#### [WORK TO COMPLETE]
Select and reproduce each line of the listing below that bears the string "name".
--- START OF DATA SUPPLIED ---
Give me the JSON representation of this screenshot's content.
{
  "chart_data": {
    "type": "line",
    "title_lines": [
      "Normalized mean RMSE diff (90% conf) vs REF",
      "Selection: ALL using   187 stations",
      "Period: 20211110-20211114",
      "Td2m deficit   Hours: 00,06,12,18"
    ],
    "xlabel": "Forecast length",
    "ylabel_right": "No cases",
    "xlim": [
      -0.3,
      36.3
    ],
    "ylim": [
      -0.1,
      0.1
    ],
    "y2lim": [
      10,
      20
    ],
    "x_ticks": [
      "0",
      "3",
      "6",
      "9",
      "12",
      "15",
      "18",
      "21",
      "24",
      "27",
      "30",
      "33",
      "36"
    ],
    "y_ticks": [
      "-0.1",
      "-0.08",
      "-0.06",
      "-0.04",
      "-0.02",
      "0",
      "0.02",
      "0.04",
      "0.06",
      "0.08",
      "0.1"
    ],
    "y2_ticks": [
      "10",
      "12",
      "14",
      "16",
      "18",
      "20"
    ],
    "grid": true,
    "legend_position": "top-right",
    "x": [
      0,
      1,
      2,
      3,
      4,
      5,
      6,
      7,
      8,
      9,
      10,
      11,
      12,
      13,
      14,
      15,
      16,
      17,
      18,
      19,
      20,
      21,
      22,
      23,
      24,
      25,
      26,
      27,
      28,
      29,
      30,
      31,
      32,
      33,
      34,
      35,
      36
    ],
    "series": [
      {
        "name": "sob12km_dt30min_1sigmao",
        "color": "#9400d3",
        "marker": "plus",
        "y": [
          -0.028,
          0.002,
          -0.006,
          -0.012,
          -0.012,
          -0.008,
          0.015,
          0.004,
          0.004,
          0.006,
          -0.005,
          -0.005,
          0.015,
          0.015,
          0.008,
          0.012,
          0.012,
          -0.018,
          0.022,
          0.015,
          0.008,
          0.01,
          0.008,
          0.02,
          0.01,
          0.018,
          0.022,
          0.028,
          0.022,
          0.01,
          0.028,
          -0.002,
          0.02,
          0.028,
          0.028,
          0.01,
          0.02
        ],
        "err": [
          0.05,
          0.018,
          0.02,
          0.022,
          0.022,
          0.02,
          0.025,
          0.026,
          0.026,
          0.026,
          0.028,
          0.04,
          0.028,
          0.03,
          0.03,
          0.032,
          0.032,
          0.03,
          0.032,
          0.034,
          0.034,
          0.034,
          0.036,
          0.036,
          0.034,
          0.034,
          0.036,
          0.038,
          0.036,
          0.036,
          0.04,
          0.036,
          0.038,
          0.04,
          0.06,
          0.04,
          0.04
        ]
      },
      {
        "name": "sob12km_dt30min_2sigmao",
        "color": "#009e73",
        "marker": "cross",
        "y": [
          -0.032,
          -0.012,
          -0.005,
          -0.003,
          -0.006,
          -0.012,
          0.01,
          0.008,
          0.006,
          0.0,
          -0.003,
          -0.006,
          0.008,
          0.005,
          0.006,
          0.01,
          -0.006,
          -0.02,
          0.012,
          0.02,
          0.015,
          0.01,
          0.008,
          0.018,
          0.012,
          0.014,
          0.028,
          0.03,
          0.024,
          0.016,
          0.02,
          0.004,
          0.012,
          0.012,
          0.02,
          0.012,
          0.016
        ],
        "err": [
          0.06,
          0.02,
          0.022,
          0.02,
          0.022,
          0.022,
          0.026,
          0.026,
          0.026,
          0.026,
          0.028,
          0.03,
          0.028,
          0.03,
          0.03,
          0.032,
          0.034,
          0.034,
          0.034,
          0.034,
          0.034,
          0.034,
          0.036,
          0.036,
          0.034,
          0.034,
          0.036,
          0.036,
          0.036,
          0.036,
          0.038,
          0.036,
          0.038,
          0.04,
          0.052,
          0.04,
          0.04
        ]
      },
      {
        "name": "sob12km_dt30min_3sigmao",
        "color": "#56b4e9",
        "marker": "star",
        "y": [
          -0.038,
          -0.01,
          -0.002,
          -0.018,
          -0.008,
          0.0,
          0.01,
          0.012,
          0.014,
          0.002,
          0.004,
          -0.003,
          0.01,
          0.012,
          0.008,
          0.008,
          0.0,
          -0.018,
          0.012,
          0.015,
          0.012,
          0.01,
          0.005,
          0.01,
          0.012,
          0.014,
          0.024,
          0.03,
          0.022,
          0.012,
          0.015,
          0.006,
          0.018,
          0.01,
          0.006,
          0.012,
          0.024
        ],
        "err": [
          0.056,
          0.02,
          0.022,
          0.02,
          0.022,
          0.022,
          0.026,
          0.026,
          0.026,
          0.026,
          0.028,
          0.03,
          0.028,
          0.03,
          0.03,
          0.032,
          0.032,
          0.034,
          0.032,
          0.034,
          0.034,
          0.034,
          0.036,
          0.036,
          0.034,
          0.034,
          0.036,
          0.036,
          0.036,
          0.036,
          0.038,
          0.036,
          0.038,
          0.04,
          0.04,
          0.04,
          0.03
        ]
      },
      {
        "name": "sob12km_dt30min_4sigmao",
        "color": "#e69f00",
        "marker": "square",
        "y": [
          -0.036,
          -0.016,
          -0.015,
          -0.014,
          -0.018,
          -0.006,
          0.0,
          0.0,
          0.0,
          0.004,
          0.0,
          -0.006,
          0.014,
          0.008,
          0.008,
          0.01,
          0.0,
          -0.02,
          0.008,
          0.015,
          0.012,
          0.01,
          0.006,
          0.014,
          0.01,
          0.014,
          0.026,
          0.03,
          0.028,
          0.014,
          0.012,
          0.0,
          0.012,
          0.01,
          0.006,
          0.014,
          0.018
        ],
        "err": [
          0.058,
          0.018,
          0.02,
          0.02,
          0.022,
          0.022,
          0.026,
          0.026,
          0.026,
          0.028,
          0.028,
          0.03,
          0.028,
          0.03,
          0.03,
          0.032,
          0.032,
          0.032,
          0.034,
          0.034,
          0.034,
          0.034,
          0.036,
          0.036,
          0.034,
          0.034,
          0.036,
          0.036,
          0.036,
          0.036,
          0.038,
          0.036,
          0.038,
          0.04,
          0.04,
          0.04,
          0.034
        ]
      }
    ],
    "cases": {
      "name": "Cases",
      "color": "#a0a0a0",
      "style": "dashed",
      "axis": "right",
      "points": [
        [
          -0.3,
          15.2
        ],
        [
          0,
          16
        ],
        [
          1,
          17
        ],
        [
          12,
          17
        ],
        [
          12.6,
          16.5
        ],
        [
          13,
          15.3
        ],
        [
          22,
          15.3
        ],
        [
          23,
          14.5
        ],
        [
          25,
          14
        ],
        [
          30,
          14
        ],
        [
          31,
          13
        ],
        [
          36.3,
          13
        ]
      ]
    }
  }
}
--- END OF DATA SUPPLIED ---
#### [COMPLETE OUTPUT]
        "name": "sob12km_dt30min_1sigmao",
        "name": "sob12km_dt30min_2sigmao",
        "name": "sob12km_dt30min_3sigmao",
        "name": "sob12km_dt30min_4sigmao",
      "name": "Cases",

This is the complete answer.